- **Stated task**
Copy the records below exactly, omitting any pictures they contain.

..............................

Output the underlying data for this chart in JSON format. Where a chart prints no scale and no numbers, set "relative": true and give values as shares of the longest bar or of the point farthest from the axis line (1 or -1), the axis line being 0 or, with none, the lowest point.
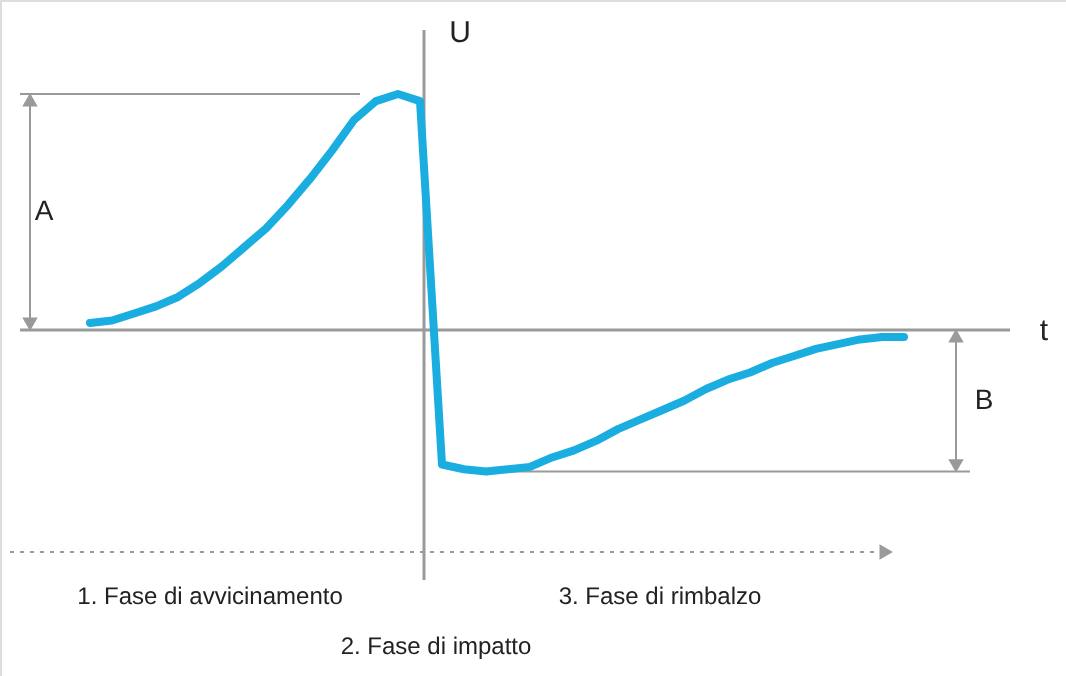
{
  "chart_data": {
    "type": "line",
    "relative": true,
    "xlabel": "t",
    "ylabel": "U",
    "categories": [
      null,
      null,
      null,
      null,
      null,
      null,
      null,
      null,
      null,
      null,
      null,
      null,
      null,
      null,
      null,
      null,
      null,
      null,
      null,
      null,
      null,
      null,
      null,
      null,
      null,
      null,
      null,
      null,
      null,
      null,
      null,
      null,
      null,
      null,
      null,
      null,
      null,
      null
    ],
    "series": [
      {
        "color": "#1aade0",
        "values": [
          0.03,
          0.04,
          0.07,
          0.1,
          0.14,
          0.2,
          0.27,
          0.35,
          0.43,
          0.53,
          0.64,
          0.76,
          0.89,
          0.97,
          1.0,
          0.97,
          -0.57,
          -0.59,
          -0.6,
          -0.59,
          -0.58,
          -0.54,
          -0.51,
          -0.47,
          -0.42,
          -0.38,
          -0.34,
          -0.3,
          -0.25,
          -0.21,
          -0.18,
          -0.14,
          -0.11,
          -0.08,
          -0.06,
          -0.04,
          -0.03,
          -0.03
        ]
      }
    ],
    "annotations": [
      "A",
      "B",
      "1. Fase di avvicinamento",
      "2. Fase di impatto",
      "3. Fase di rimbalzo"
    ],
    "line_style": "solid",
    "marker": "none"
  }
}
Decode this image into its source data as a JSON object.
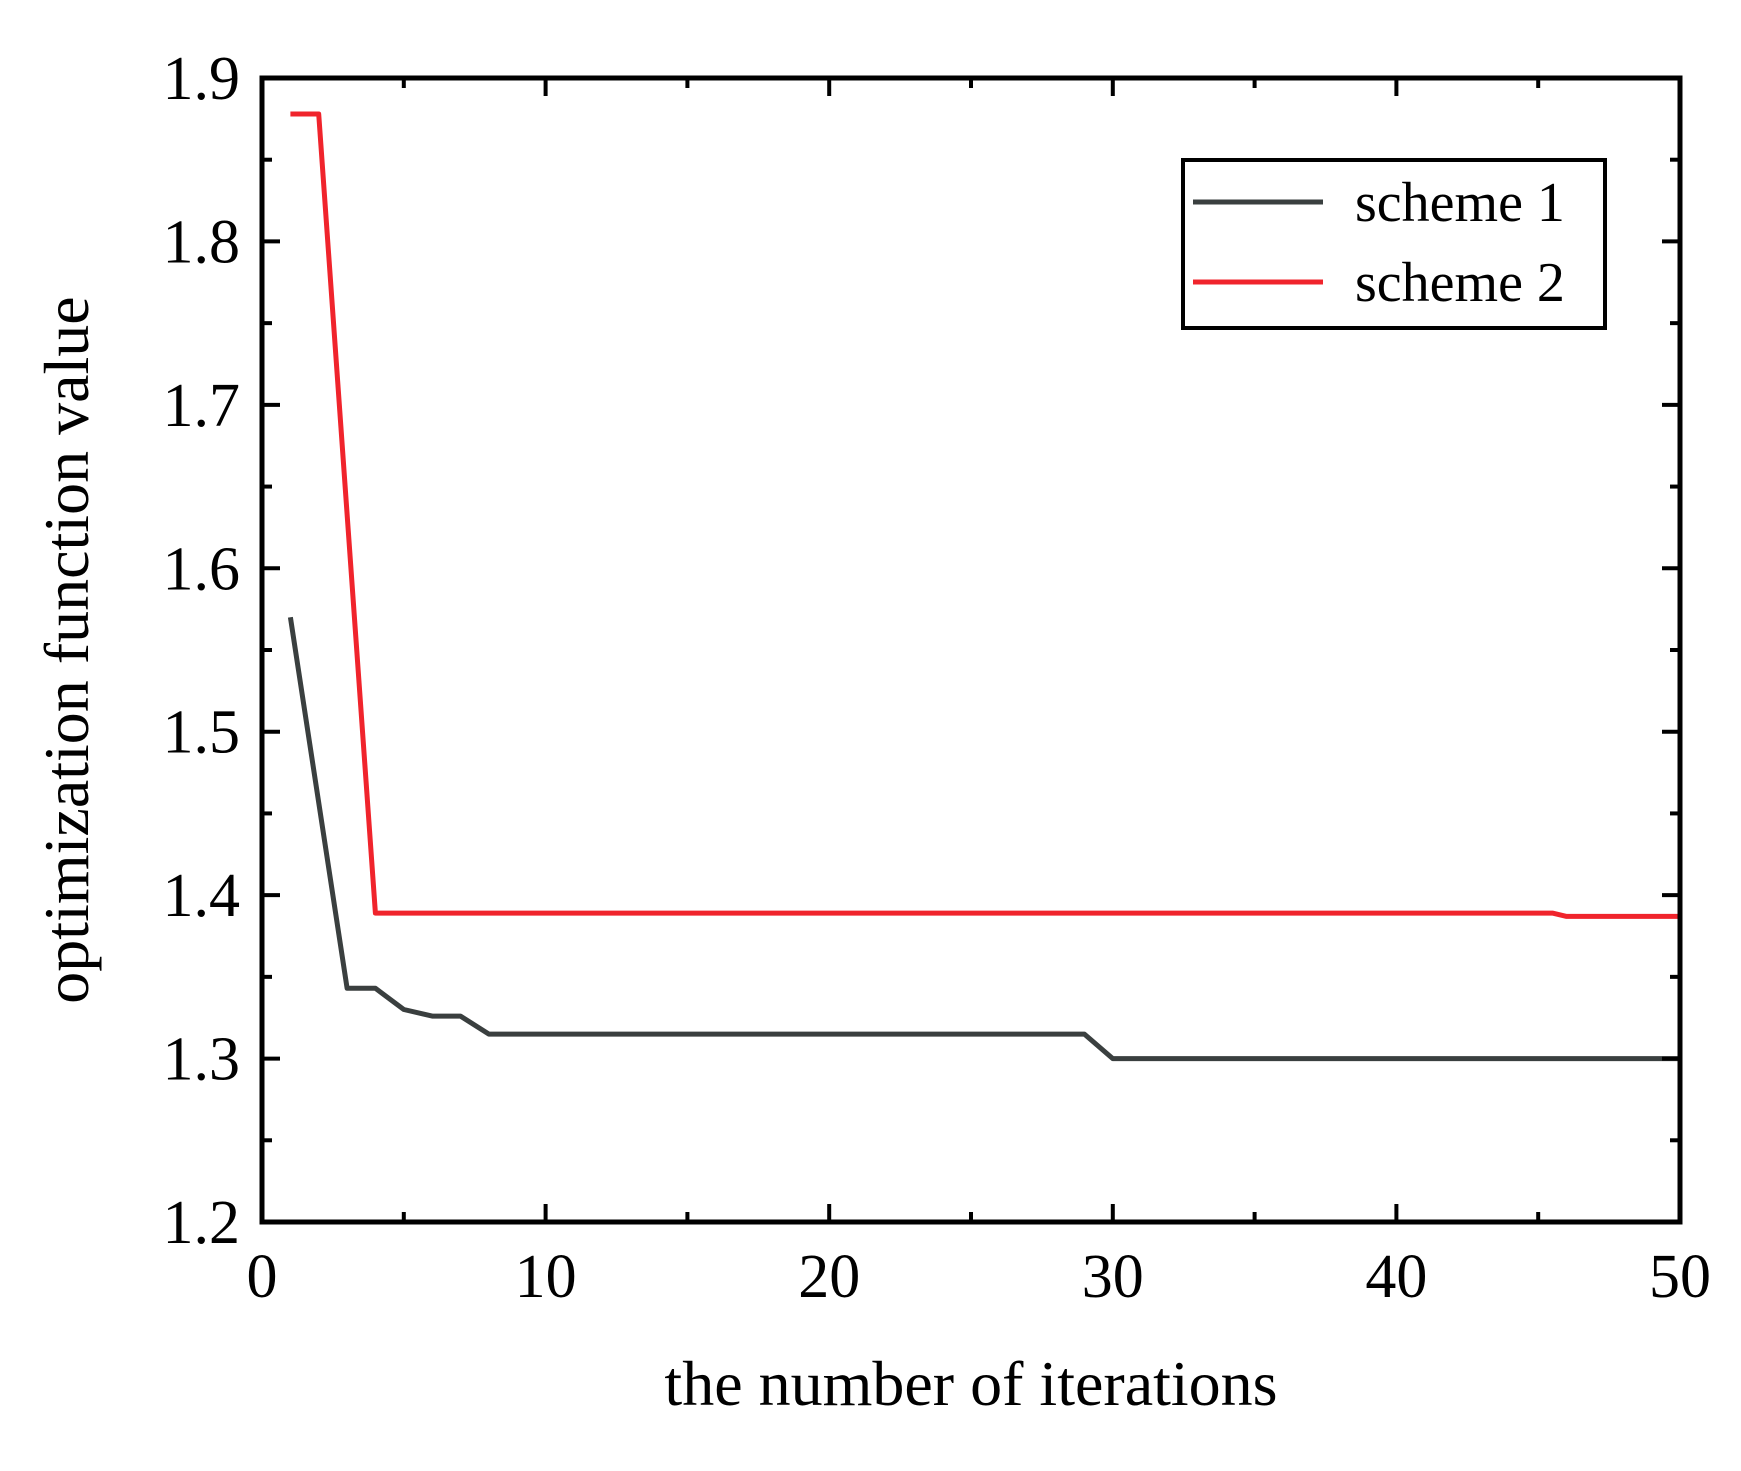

..............................

- **Correct output**
Output the underlying data for this chart in JSON format. Where a chart prints no scale and no numbers, set "relative": true and give values as shares of the longest bar or of the point farthest from the axis line (1 or -1), the axis line being 0 or, with none, the lowest point.
{
  "chart_data": {
    "type": "line",
    "relative": true,
    "xlabel": "t",
    "ylabel": "U",
    "categories": [
      null,
      null,
      null,
      null,
      null,
      null,
      null,
      null,
      null,
      null,
      null,
      null,
      null,
      null,
      null,
      null,
      null,
      null,
      null,
      null,
      null,
      null,
      null,
      null,
      null,
      null,
      null,
      null,
      null,
      null,
      null,
      null,
      null,
      null,
      null,
      null,
      null,
      null
    ],
    "series": [
      {
        "color": "#1aade0",
        "values": [
          0.03,
          0.04,
          0.07,
          0.1,
          0.14,
          0.2,
          0.27,
          0.35,
          0.43,
          0.53,
          0.64,
          0.76,
          0.89,
          0.97,
          1.0,
          0.97,
          -0.57,
          -0.59,
          -0.6,
          -0.59,
          -0.58,
          -0.54,
          -0.51,
          -0.47,
          -0.42,
          -0.38,
          -0.34,
          -0.3,
          -0.25,
          -0.21,
          -0.18,
          -0.14,
          -0.11,
          -0.08,
          -0.06,
          -0.04,
          -0.03,
          -0.03
        ]
      }
    ],
    "annotations": [
      "A",
      "B",
      "1. Fase di avvicinamento",
      "2. Fase di impatto",
      "3. Fase di rimbalzo"
    ],
    "line_style": "solid",
    "marker": "none"
  }
}
Decode this image into its source data as a JSON object.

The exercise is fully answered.